A disseminação de notícias falsas se combate com mais informação. Cabe ao Poder Público e à mídia o exercício do bom combate que, nesta seara das fake News, deve ser travado por meio da disseminação de informação verdadeira nas mesmas redes sociais fazendo contraponto às fake news. Nosso colaborador acertou em dizer que no Brasil ainda estamos muito focados em prevenir fake news com intenções políticas. Realmente há fake news hoje em todas as áreas da nossa vida.
Beira o sensacionalismo, por exemplo, o que muitos youtubers têm propalado sobre o poder quase que milagroso de determinadas vitaminas. Questione seu médico e ele lhe dirá o quão de exagero tem nesse parlatório todo da internet sobre suplementação alimentar. Mas sequer em questões de saúde devemos defender que a mão pesada do Estado censure quem diga bobagens. Devemos, isto sim, combater tais titicas com mais informação correta em todos os meios de comunicação.
Pegando carona no exemplo das vitaminas, emissoras de TV podem entrevistar médicos e nutricionistas para veicular reportagens em rede nacional e na internet sobre esse tema a fim de esclarecer a população acerca dos índices vitamínicos ideais em nosso corpo. Há canais no YouTube, como a versão brasileira da BBC e da DW (Deustche Welle), que têm feito boas reportagens desmistificando muitas “lendas urbanas” que repentinamente se espalham devido ao alcance quase que infinito das redes sociais. O Estado tem de propiciar condições para que mais e mais empresas de mídia possam enfrentar fake news produzindo conteúdos verdadeiros e com qualidade.

_Itens de dados_:
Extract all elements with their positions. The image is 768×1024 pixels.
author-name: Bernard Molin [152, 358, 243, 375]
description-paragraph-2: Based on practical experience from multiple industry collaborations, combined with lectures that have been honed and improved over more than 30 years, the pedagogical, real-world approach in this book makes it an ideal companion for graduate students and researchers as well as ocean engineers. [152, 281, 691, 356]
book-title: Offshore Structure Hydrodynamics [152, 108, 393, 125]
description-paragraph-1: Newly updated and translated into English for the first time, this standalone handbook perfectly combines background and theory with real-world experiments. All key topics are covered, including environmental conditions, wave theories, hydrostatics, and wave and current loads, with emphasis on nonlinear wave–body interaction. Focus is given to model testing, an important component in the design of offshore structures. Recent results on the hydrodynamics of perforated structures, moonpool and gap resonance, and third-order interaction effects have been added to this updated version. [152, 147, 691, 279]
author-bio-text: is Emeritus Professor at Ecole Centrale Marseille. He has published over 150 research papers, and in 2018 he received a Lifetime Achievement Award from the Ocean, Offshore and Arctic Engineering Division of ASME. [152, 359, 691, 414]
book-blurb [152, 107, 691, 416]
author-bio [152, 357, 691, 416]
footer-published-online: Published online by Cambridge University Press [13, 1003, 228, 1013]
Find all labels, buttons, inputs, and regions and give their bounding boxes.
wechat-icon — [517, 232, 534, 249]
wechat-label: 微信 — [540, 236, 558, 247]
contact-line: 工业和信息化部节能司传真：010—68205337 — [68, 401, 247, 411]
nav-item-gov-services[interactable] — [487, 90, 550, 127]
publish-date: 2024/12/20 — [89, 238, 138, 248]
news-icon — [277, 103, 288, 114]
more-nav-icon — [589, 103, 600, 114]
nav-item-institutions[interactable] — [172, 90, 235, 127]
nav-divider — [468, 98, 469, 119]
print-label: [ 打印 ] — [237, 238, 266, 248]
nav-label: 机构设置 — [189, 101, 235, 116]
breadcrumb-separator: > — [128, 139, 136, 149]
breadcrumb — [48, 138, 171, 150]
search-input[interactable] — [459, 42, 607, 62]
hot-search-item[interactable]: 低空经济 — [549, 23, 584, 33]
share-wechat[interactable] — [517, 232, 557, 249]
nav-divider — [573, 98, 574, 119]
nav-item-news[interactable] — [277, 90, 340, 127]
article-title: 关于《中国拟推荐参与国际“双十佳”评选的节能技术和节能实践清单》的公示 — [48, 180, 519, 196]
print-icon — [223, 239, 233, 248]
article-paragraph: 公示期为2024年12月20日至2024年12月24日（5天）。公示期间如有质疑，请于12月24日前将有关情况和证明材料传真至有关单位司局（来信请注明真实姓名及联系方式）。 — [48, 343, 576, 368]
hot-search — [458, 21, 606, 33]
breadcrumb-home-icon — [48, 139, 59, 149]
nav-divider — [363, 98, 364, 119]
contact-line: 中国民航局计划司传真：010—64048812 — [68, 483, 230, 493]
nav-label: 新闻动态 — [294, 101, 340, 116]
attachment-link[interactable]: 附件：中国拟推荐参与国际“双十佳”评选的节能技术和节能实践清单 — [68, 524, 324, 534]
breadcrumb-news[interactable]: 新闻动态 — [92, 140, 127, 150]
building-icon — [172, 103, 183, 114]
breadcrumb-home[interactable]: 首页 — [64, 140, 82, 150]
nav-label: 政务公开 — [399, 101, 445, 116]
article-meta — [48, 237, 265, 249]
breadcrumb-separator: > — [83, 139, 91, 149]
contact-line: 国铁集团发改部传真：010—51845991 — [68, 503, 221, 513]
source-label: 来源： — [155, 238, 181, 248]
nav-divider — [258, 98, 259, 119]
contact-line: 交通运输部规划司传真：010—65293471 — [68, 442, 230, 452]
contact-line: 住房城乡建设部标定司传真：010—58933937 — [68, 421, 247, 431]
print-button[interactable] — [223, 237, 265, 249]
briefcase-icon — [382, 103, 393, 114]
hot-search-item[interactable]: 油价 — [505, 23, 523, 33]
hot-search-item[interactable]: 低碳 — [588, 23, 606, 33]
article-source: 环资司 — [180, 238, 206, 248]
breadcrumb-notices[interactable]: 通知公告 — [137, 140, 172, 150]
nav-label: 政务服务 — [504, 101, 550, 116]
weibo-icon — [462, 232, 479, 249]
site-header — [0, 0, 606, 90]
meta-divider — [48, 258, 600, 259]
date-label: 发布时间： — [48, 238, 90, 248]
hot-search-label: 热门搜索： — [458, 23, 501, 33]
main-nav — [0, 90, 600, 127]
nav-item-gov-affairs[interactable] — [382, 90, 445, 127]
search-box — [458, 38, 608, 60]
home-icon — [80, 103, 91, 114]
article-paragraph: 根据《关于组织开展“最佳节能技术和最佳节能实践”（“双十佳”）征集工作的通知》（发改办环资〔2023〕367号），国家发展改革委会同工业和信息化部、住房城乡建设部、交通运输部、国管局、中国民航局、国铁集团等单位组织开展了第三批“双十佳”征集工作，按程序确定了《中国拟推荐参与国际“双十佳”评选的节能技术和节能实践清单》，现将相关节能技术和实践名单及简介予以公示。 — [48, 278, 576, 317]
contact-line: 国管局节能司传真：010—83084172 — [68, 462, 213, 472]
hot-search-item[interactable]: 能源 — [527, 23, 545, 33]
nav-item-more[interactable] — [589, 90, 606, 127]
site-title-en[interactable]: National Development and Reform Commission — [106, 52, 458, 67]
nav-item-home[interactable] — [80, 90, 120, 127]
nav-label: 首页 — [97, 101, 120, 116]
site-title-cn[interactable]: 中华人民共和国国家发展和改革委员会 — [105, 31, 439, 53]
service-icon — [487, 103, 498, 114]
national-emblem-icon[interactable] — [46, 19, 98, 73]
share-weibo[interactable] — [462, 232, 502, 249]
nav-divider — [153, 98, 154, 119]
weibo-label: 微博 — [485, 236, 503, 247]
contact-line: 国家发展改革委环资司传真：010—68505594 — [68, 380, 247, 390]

_TAREFAS A REALIZAR_:
[1] Redigite sem alterações, do texto sobre o combate às fake news, o trecho que começa nas palavras que contêm "A disseminação de notícias" e vai até "da nossa vida.".
[2] Segundo o texto sobre o combate às fake news, a quem cabe o exercício do bom combate?
[3] Dê continuidade ao texto sobre o combate às fake news, escrevendo a partir da última frase apresentada.

_RESPOSTAS DAS TAREFAS_:
[1]
A disseminação de notícias falsas se combate com mais informação. Cabe ao Poder Público e à mídia o exercício do bom combate que, nesta seara das fake News, deve ser travado por meio da disseminação de informação verdadeira nas mesmas redes sociais fazendo contraponto às fake news. Nosso colaborador acertou em dizer que no Brasil ainda estamos muito focados em prevenir fake news com intenções políticas. Realmente há fake news hoje em todas as áreas da nossa vida.

[2] Ao Poder Público e à mídia.

[3]
Uma espécie de trabalho de contrainformação que gera um círculo virtuoso para a própria mídia tradicional tão combalida pela perda de receitas publicitárias direcionadas ultimamente às empresas detentoras das redes sociais. Com um olhar atento para o que é fake news e tratando de produzir boas reportagens desmistificando-as, a mídia tradicional terá retorno em audiência na própria internet.
É desafiador e trabalhoso, mas o único caminho dentro das quatro linhas da democracia. Sem a necessidade de qualquer regulamentação simplesmente porque a mentira tem perna curta. Um conteúdo manipulador não resistirá a boas reportagens que o desmascarem. Resta, por fim, concordar com o nosso articulista de que celulares deveriam ser proibidos em salas de aula. Mas, de novo, não pelo Estado e sim por meio de decisão da direção escolar, seja ela pública ou privada, ou por vontade dos pais.